Here’s some news you can use. Or not.
As you know, therapy culture mavens are constantly and irritatingly telling you to express your feelings, openly, honestly and shamelessly. If something someone does irritates you, let them know. It is good to criticize, complain, carp, nag and otherwise find fault with your mate or even your partner. Presumably it is going to help them to self-improve.
As happens with most therapy culture nostrums, this one is bad for your health. Well, not exactly bad for your health, but certainly it is bad for the health of the poor sap you are complaining about all the time. Not only is it bad for his health; it is likely to kill him. It’s called, death by a thousand cuts.
One does not know, from the way the report is summarized in The Daily Mail which spouse is more likely to criticize the other. One suspects that those of the female persuasion are more likely to find fault. After all, what good was all that feminism if it did not teach women how to tear down patriarchal pretense.
So, better not to share your brilliant analysis of your mate’s faults. Remember that Aristotle said that friends see the best in their friends. Assuming that your mate still counts as a friend, try seeing his or her best, and ignoring his or her faults. The more you carp on his or her faults the more likely he or she will die, sooner. Besides, if he or she has so many faults, what kind of fool would marry him or her.

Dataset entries
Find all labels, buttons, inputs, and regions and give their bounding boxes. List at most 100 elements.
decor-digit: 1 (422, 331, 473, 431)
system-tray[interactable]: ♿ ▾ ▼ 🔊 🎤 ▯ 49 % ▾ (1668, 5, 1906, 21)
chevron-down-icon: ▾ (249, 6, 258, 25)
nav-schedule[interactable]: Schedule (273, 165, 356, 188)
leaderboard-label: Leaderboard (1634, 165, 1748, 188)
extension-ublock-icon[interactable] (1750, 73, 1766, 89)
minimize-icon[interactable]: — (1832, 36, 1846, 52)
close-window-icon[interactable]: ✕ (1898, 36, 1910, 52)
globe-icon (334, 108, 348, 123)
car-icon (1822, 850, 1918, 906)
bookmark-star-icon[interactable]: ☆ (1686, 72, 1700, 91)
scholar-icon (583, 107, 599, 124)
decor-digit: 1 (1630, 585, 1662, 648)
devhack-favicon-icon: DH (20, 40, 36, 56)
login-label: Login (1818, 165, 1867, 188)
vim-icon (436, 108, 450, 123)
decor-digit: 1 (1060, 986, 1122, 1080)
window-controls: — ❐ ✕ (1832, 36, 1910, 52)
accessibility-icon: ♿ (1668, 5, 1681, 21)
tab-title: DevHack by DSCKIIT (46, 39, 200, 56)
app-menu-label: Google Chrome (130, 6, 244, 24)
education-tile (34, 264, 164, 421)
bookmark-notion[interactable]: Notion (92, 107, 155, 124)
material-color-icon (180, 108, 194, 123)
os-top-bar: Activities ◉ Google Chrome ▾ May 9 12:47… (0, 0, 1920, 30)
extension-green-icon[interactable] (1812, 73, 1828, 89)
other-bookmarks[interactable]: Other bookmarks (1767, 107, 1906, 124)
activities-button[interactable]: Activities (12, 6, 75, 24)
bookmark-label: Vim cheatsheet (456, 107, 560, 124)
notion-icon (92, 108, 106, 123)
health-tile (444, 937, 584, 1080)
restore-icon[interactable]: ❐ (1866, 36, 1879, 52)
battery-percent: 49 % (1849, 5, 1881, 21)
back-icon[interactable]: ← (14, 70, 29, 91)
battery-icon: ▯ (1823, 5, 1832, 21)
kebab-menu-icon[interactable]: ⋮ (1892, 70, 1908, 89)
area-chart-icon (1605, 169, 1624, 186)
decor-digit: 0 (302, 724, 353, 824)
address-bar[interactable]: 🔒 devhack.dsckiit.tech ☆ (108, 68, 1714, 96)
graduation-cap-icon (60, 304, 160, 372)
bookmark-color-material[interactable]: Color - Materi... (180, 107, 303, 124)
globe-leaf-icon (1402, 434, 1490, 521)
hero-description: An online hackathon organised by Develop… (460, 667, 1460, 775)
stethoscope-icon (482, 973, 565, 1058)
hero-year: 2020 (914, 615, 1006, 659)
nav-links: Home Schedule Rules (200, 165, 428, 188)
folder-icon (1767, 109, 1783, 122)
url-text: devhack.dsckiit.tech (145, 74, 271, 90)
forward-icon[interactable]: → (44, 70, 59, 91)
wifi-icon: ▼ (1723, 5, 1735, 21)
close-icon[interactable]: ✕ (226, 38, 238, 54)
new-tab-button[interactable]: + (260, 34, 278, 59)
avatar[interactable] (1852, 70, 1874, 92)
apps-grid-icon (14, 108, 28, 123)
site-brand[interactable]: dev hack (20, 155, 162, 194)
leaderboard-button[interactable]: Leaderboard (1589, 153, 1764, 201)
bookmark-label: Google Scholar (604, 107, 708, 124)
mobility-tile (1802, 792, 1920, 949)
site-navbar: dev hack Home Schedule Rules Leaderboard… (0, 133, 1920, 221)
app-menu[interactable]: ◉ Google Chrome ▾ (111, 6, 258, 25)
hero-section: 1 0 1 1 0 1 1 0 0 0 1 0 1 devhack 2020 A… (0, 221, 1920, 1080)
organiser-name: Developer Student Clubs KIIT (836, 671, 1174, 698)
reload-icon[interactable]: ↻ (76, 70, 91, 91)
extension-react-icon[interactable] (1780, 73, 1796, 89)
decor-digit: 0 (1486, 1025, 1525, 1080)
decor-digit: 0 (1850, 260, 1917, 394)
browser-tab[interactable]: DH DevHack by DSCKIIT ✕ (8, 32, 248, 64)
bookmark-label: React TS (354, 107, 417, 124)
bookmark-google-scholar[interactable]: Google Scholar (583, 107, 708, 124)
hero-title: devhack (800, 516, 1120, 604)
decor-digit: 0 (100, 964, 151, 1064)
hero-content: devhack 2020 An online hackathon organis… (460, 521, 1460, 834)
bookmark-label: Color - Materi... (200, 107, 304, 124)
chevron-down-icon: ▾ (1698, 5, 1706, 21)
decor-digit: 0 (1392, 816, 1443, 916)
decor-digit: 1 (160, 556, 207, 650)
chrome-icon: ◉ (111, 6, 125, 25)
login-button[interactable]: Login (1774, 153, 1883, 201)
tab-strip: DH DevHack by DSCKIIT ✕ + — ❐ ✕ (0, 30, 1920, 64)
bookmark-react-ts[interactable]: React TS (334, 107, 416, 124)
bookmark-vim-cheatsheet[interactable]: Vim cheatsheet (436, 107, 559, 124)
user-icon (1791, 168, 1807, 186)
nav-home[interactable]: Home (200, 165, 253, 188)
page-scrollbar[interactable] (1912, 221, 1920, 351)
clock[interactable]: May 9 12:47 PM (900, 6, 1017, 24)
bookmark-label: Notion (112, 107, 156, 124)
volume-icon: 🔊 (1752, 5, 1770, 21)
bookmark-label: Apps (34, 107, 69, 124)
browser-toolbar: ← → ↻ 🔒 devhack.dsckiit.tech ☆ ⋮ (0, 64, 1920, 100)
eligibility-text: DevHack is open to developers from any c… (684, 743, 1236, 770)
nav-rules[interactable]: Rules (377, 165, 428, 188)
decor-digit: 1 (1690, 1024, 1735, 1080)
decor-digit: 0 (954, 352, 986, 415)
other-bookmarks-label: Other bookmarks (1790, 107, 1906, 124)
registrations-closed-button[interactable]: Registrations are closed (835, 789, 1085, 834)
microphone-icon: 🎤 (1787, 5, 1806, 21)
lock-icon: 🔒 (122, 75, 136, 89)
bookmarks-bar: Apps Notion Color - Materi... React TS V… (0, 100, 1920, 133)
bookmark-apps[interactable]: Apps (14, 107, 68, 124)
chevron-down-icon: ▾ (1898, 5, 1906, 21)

**SET OF TASKS**
**a.** In the text on criticizing a spouse, what does Aristotle say about friends?
**b.** Carry the text on criticizing a spouse further, picking up right after its final sentence.

**EXPECTED RESPONSES**
**a.** Aristotle said that friends see the best in their friends.

**b.**
The Daily Mail reports:
It’s not always easy to bite your tongue in a long-term relationship. But pointing out your other half’s faults could send them to an early grave, a study suggests.
It found older people who reported higher levels of criticism in their partnerships were significantly more likely to die within the following five years.
In fact, those who were criticised the most were more than twice as likely to be dead when researchers followed up with them half a decade later than those who were criticised the least.
The effect was the same for men and women alike, and independent of factors such as whether a person had other close family or friends. Lead author Professor Jamila Bookwala said frequent criticism can put damaging stress on the body.
How was the study conducted?
They were asked about their relationships, including how often they felt their partner criticised them. Answers were given on a three-point sliding scale – with one meaning ‘hardly ever or never’, two meaning ‘some of the time’, and three meaning ‘often’. With every unit increase in the response scale, the risk of the person being dead when researchers followed up increased significantly.
‘So those who indicated they were criticised “often” had a 44 per cent higher risk of being deceased five years later compared with those who indicated they were criticised “some of the time” and the same is true when comparing those who said they were “hardly ever or never” criticised and those who were criticised sometimes,’ said Professor Bookwala.
Of course, now that you know this, it might also provide you with a new weapon, to use against your hapless spouse. On the other hand, your hapless spouse, facing a barrage of criticism, might very well choose to fight back or to walk away.
While we are on the point, consider the fact that our current president has been under direct attack, via criticism, harassment and verbal assault, every day since he won the election, almost on an hourly basis. Yet, none dare call it sedition. Clearly, he has chosen to fight back, which is not necessarily a bad approach. But still, what effect do you think that this is having on his ability to do his job?
Oooooooooooooooooooooooooooooooooooooooh, Trump makes the Dems CRRRRRRRRAAAAAZY. I'm pretty certain he's LOVIN" it.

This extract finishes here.